STATED EXERCISE: Select and copy out every line in the records containing "location".

EXTRACTED DATA:
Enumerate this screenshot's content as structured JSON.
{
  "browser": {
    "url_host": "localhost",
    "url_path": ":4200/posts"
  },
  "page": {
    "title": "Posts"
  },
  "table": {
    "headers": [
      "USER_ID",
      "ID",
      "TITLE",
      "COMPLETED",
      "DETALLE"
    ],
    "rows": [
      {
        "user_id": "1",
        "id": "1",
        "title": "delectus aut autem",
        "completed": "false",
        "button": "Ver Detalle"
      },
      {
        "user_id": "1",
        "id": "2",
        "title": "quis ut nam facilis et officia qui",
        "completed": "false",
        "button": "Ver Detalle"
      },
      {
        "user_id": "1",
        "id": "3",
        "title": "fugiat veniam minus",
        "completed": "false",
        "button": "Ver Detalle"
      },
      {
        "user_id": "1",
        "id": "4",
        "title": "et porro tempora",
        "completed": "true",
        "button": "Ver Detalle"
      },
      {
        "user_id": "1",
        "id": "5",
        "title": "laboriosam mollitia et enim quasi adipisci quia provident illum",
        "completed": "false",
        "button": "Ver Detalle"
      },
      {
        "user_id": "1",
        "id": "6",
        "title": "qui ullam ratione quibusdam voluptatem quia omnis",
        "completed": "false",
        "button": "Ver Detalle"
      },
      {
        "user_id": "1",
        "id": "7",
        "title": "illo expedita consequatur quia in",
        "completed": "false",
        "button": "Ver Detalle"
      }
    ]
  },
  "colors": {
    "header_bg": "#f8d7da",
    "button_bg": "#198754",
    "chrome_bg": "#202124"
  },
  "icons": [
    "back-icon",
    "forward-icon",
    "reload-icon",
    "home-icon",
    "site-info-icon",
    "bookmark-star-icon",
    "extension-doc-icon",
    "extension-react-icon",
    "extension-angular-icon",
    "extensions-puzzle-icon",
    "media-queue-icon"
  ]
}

--

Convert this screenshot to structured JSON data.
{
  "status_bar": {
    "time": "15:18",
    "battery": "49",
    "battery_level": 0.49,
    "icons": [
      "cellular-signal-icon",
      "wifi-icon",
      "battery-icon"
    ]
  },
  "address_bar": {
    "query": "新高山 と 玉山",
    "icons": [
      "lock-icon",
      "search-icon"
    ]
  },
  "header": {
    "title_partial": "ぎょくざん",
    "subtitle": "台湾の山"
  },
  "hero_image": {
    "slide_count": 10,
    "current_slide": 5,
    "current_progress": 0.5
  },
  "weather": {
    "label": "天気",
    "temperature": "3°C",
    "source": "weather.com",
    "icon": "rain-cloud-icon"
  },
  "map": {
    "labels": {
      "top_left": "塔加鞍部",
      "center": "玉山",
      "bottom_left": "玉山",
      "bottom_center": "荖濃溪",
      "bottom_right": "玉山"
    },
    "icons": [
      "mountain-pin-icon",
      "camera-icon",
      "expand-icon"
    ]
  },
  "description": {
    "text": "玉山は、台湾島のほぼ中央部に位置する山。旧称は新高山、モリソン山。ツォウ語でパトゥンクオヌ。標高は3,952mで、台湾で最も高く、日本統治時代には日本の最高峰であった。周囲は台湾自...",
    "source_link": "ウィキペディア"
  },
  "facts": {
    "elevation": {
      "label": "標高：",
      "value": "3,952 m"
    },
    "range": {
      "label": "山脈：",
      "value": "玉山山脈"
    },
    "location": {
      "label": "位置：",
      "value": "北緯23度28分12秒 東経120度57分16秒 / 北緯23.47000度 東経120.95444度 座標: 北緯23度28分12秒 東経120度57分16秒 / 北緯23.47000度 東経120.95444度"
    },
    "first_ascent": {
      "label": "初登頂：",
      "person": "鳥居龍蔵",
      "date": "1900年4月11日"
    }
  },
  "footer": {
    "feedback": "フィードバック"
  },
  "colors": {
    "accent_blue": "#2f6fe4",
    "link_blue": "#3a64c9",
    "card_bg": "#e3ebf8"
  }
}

...

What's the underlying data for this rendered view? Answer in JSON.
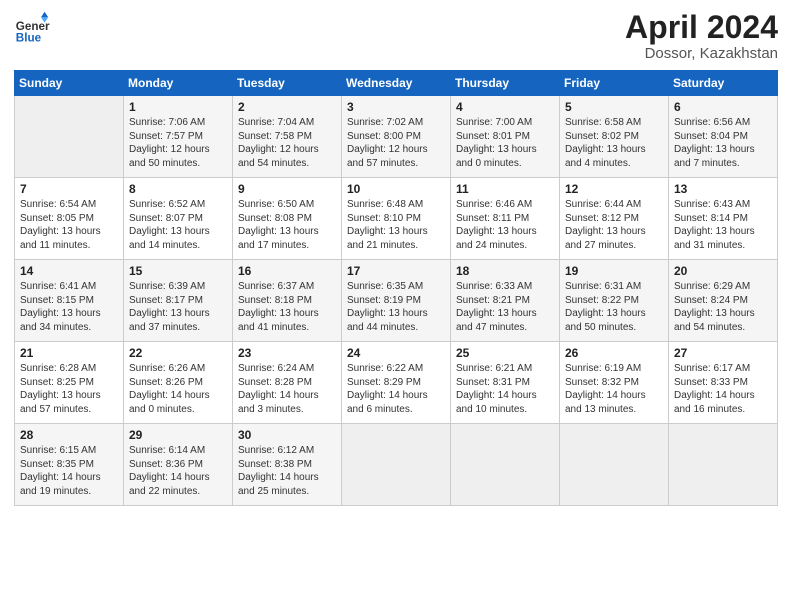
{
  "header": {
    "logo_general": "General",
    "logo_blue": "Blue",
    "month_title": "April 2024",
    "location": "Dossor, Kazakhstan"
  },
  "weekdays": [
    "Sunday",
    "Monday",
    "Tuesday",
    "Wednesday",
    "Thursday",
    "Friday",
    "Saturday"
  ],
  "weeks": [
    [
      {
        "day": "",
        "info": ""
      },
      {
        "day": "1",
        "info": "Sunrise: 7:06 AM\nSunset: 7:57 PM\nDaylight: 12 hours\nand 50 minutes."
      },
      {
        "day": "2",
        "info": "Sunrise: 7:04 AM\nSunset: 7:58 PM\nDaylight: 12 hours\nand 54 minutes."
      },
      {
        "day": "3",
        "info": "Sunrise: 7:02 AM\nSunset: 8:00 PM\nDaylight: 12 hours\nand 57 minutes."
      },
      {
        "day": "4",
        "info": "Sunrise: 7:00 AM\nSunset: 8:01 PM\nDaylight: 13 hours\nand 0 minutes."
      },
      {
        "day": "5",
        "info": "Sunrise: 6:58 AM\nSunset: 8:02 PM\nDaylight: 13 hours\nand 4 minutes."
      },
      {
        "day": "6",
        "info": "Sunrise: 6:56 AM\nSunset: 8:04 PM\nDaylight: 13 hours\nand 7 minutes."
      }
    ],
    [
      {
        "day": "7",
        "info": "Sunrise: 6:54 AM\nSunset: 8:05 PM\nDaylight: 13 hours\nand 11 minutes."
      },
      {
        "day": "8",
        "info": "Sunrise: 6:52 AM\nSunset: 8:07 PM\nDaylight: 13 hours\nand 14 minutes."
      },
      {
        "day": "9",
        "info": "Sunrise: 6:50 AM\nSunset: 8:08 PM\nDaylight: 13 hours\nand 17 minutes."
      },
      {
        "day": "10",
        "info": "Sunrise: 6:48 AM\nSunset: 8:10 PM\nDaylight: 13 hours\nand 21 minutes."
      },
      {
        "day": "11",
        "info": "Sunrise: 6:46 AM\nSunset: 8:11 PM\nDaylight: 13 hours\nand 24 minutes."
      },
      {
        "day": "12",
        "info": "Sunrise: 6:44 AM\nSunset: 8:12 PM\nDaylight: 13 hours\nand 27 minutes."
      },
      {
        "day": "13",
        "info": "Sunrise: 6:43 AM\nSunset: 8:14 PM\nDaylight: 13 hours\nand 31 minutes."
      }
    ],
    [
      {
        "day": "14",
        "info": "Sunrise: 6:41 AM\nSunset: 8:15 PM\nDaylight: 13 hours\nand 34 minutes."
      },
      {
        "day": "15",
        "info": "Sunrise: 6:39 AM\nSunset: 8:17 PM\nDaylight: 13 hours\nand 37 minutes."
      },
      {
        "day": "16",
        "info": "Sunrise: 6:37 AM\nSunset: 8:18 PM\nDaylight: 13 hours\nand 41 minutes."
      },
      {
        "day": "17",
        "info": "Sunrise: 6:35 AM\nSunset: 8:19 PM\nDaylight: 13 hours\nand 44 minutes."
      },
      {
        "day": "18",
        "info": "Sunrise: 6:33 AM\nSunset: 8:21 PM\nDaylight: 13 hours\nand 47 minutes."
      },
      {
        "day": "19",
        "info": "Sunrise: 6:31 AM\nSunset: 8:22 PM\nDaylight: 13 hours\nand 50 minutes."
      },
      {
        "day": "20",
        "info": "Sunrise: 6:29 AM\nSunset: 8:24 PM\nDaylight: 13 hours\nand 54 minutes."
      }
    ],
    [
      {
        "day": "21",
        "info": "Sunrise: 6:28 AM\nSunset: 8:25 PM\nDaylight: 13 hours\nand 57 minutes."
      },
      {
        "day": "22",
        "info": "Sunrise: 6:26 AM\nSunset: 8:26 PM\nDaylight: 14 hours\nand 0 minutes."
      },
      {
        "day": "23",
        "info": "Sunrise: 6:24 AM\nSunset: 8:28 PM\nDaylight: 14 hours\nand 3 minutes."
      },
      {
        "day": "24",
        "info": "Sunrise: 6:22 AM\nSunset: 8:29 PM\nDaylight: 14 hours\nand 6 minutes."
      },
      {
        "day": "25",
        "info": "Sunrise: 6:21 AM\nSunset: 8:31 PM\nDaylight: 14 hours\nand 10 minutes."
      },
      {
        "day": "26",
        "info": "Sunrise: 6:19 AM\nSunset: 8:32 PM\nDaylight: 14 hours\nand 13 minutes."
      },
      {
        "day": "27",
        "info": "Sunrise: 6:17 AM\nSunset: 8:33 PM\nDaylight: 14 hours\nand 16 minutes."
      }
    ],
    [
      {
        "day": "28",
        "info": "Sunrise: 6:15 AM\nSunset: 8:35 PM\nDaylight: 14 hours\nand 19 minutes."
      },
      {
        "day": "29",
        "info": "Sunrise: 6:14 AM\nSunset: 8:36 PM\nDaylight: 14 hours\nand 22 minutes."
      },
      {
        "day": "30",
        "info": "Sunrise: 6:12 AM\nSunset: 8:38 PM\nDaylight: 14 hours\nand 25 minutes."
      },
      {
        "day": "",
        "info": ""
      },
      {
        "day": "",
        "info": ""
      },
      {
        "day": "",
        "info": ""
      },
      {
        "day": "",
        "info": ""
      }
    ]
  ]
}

OUTPUT OF THE EXERCISE:
    "location": {
    "location": "Dossor, Kazakhstan"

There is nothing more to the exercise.